• **Saved data entries**
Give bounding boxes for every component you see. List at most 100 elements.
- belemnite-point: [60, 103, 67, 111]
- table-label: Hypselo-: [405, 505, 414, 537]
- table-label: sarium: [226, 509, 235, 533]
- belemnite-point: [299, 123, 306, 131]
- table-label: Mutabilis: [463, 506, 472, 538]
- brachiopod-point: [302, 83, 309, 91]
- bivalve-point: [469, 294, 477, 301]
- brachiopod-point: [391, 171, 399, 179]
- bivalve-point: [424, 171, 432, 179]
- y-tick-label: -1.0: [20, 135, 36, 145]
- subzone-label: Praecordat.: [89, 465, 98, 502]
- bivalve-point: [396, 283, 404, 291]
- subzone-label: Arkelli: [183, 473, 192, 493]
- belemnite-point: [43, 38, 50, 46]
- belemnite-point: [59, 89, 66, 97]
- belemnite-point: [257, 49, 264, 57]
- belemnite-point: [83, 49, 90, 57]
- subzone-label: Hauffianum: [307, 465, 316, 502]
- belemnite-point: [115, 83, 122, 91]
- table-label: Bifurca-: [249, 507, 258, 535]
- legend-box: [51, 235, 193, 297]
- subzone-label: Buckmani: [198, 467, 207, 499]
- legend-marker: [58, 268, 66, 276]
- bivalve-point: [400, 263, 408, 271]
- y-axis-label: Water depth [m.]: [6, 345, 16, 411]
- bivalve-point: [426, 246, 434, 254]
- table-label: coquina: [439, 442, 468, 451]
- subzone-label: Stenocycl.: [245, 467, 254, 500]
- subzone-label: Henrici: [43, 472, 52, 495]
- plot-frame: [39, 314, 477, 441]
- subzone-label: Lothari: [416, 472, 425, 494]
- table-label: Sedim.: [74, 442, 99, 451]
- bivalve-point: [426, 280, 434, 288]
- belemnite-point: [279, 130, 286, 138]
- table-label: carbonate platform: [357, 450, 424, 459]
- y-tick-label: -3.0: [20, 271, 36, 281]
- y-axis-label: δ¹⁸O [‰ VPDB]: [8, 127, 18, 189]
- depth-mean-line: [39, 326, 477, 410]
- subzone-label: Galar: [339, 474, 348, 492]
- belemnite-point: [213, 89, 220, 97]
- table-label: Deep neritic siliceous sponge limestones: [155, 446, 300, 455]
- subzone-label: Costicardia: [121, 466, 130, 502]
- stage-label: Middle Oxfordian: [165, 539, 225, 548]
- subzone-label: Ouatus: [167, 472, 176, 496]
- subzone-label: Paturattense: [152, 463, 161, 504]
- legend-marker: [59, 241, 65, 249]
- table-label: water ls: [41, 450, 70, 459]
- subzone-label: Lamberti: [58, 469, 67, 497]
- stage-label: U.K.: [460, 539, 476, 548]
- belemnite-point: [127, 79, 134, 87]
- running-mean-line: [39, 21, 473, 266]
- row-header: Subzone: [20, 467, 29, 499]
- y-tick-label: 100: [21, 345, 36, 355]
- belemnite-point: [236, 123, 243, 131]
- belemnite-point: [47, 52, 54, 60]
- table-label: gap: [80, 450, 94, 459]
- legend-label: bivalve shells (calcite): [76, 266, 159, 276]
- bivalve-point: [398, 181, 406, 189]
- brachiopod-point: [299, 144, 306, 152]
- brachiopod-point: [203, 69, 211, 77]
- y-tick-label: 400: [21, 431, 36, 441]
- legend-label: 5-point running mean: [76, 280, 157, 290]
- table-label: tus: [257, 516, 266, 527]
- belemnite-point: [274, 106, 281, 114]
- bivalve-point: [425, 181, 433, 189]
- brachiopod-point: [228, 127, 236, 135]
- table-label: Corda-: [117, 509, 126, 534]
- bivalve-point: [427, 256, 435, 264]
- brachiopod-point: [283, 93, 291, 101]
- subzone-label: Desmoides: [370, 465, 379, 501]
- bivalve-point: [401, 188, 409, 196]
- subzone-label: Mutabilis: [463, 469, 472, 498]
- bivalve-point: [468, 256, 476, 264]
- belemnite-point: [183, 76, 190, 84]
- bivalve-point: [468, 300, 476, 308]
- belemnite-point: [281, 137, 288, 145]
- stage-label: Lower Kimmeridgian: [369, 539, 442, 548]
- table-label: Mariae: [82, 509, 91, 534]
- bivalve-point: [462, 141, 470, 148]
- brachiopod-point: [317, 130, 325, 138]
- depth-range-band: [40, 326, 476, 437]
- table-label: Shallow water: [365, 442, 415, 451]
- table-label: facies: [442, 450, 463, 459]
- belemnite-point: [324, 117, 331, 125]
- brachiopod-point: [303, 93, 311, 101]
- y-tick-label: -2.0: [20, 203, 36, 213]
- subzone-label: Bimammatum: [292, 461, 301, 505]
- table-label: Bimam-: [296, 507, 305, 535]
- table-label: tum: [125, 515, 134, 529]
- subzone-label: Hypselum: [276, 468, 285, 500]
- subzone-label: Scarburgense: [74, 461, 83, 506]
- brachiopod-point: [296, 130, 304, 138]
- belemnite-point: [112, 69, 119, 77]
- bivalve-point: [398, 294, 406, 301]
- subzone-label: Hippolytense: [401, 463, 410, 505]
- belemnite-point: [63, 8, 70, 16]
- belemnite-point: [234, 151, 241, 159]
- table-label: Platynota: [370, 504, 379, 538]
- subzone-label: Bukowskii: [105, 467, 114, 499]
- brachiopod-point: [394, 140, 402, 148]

• **Objective**
Retype every one of these lines without changing anything.

• **Completed exercise**
Give bounding boxes for every component you see. List at most 100 elements.
- belemnite-point: [60, 103, 67, 111]
- table-label: Hypselo-: [405, 505, 414, 537]
- table-label: sarium: [226, 509, 235, 533]
- belemnite-point: [299, 123, 306, 131]
- table-label: Mutabilis: [463, 506, 472, 538]
- brachiopod-point: [302, 83, 309, 91]
- bivalve-point: [469, 294, 477, 301]
- brachiopod-point: [391, 171, 399, 179]
- bivalve-point: [424, 171, 432, 179]
- y-tick-label: -1.0: [20, 135, 36, 145]
- subzone-label: Praecordat.: [89, 465, 98, 502]
- bivalve-point: [396, 283, 404, 291]
- subzone-label: Arkelli: [183, 473, 192, 493]
- belemnite-point: [43, 38, 50, 46]
- belemnite-point: [59, 89, 66, 97]
- belemnite-point: [257, 49, 264, 57]
- belemnite-point: [83, 49, 90, 57]
- subzone-label: Hauffianum: [307, 465, 316, 502]
- belemnite-point: [115, 83, 122, 91]
- table-label: Bifurca-: [249, 507, 258, 535]
- legend-box: [51, 235, 193, 297]
- subzone-label: Buckmani: [198, 467, 207, 499]
- legend-marker: [58, 268, 66, 276]
- bivalve-point: [400, 263, 408, 271]
- y-axis-label: Water depth [m.]: [6, 345, 16, 411]
- bivalve-point: [426, 246, 434, 254]
- table-label: coquina: [439, 442, 468, 451]
- subzone-label: Stenocycl.: [245, 467, 254, 500]
- subzone-label: Henrici: [43, 472, 52, 495]
- plot-frame: [39, 314, 477, 441]
- subzone-label: Lothari: [416, 472, 425, 494]
- table-label: Sedim.: [74, 442, 99, 451]
- bivalve-point: [426, 280, 434, 288]
- belemnite-point: [279, 130, 286, 138]
- table-label: carbonate platform: [357, 450, 424, 459]
- y-tick-label: -3.0: [20, 271, 36, 281]
- y-axis-label: δ¹⁸O [‰ VPDB]: [8, 127, 18, 189]
- depth-mean-line: [39, 326, 477, 410]
- subzone-label: Galar: [339, 474, 348, 492]
- belemnite-point: [213, 89, 220, 97]
- table-label: Deep neritic siliceous sponge limestones: [155, 446, 300, 455]
- subzone-label: Costicardia: [121, 466, 130, 502]
- stage-label: Middle Oxfordian: [165, 539, 225, 548]
- subzone-label: Ouatus: [167, 472, 176, 496]
- subzone-label: Paturattense: [152, 463, 161, 504]
- legend-marker: [59, 241, 65, 249]
- table-label: water ls: [41, 450, 70, 459]
- subzone-label: Lamberti: [58, 469, 67, 497]
- stage-label: U.K.: [460, 539, 476, 548]
- belemnite-point: [127, 79, 134, 87]
- running-mean-line: [39, 21, 473, 266]
- row-header: Subzone: [20, 467, 29, 499]
- y-tick-label: 100: [21, 345, 36, 355]
- belemnite-point: [236, 123, 243, 131]
- belemnite-point: [47, 52, 54, 60]
- table-label: gap: [80, 450, 94, 459]
- legend-label: bivalve shells (calcite): [76, 266, 159, 276]
- bivalve-point: [398, 181, 406, 189]
- brachiopod-point: [299, 144, 306, 152]
- brachiopod-point: [203, 69, 211, 77]
- y-tick-label: 400: [21, 431, 36, 441]
- legend-label: 5-point running mean: [76, 280, 157, 290]
- table-label: tus: [257, 516, 266, 527]
- belemnite-point: [274, 106, 281, 114]
- bivalve-point: [425, 181, 433, 189]
- brachiopod-point: [228, 127, 236, 135]
- table-label: Corda-: [117, 509, 126, 534]
- bivalve-point: [427, 256, 435, 264]
- brachiopod-point: [283, 93, 291, 101]
- subzone-label: Desmoides: [370, 465, 379, 501]
- bivalve-point: [401, 188, 409, 196]
- subzone-label: Mutabilis: [463, 469, 472, 498]
- bivalve-point: [468, 256, 476, 264]
- belemnite-point: [183, 76, 190, 84]
- bivalve-point: [468, 300, 476, 308]
- belemnite-point: [281, 137, 288, 145]
- stage-label: Lower Kimmeridgian: [369, 539, 442, 548]
- table-label: Mariae: [82, 509, 91, 534]
- bivalve-point: [462, 141, 470, 148]
- brachiopod-point: [317, 130, 325, 138]
- depth-range-band: [40, 326, 476, 437]
- table-label: Shallow water: [365, 442, 415, 451]
- table-label: facies: [442, 450, 463, 459]
- belemnite-point: [324, 117, 331, 125]
- brachiopod-point: [303, 93, 311, 101]
- y-tick-label: -2.0: [20, 203, 36, 213]
- subzone-label: Bimammatum: [292, 461, 301, 505]
- table-label: Bimam-: [296, 507, 305, 535]
- table-label: tum: [125, 515, 134, 529]
- subzone-label: Hypselum: [276, 468, 285, 500]
- subzone-label: Scarburgense: [74, 461, 83, 506]
- brachiopod-point: [296, 130, 304, 138]
- belemnite-point: [112, 69, 119, 77]
- bivalve-point: [398, 294, 406, 301]
- subzone-label: Hippolytense: [401, 463, 410, 505]
- belemnite-point: [63, 8, 70, 16]
- belemnite-point: [234, 151, 241, 159]
- table-label: Platynota: [370, 504, 379, 538]
- subzone-label: Bukowskii: [105, 467, 114, 499]
- brachiopod-point: [394, 140, 402, 148]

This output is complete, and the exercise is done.